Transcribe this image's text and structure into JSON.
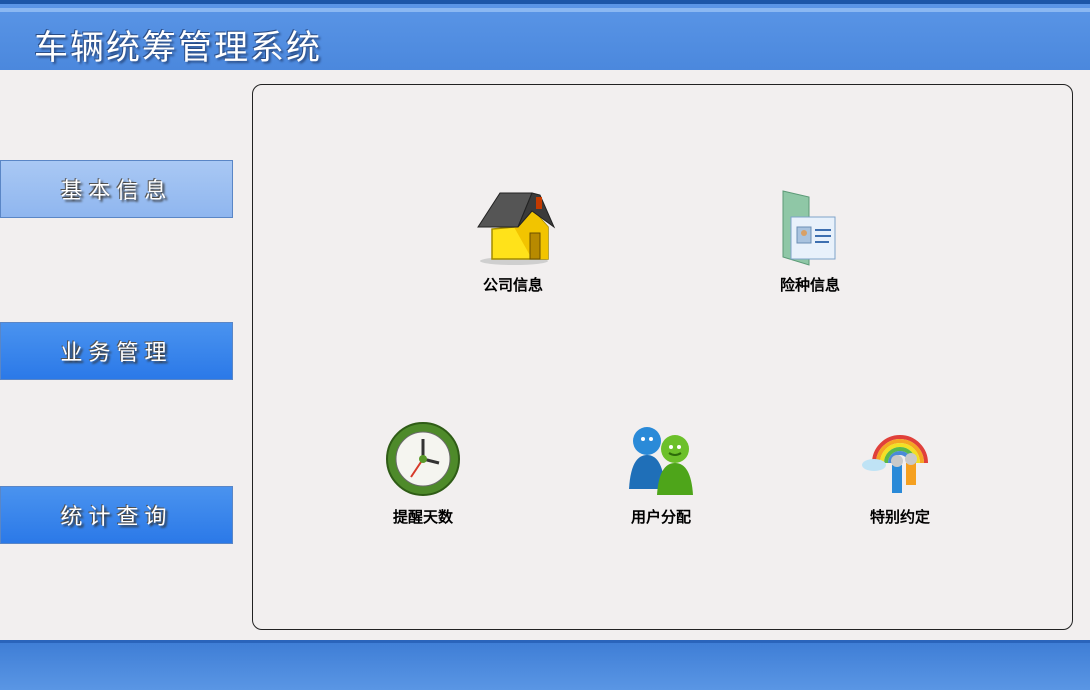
{
  "app": {
    "title": "车辆统筹管理系统"
  },
  "sidebar": {
    "items": [
      {
        "label": "基本信息",
        "active": true
      },
      {
        "label": "业务管理",
        "active": false
      },
      {
        "label": "统计查询",
        "active": false
      }
    ]
  },
  "main": {
    "tiles": [
      {
        "label": "公司信息",
        "icon": "house-icon"
      },
      {
        "label": "险种信息",
        "icon": "id-card-folder-icon"
      },
      {
        "label": "提醒天数",
        "icon": "clock-icon"
      },
      {
        "label": "用户分配",
        "icon": "users-icon"
      },
      {
        "label": "特别约定",
        "icon": "rainbow-people-icon"
      }
    ]
  },
  "colors": {
    "header_blue": "#5a95e6",
    "nav_active": "#9bbff2",
    "nav_normal": "#3384ec",
    "panel_bg": "#f2efef"
  }
}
* * *
## Task statement
Without the pictures, return the entries exactly as they appear.

## The result
Transcribe this image's text and structure into JSON.
{
  "app": {
    "title": "车辆统筹管理系统"
  },
  "sidebar": {
    "items": [
      {
        "label": "基本信息",
        "active": true
      },
      {
        "label": "业务管理",
        "active": false
      },
      {
        "label": "统计查询",
        "active": false
      }
    ]
  },
  "main": {
    "tiles": [
      {
        "label": "公司信息",
        "icon": "house-icon"
      },
      {
        "label": "险种信息",
        "icon": "id-card-folder-icon"
      },
      {
        "label": "提醒天数",
        "icon": "clock-icon"
      },
      {
        "label": "用户分配",
        "icon": "users-icon"
      },
      {
        "label": "特别约定",
        "icon": "rainbow-people-icon"
      }
    ]
  },
  "colors": {
    "header_blue": "#5a95e6",
    "nav_active": "#9bbff2",
    "nav_normal": "#3384ec",
    "panel_bg": "#f2efef"
  }
}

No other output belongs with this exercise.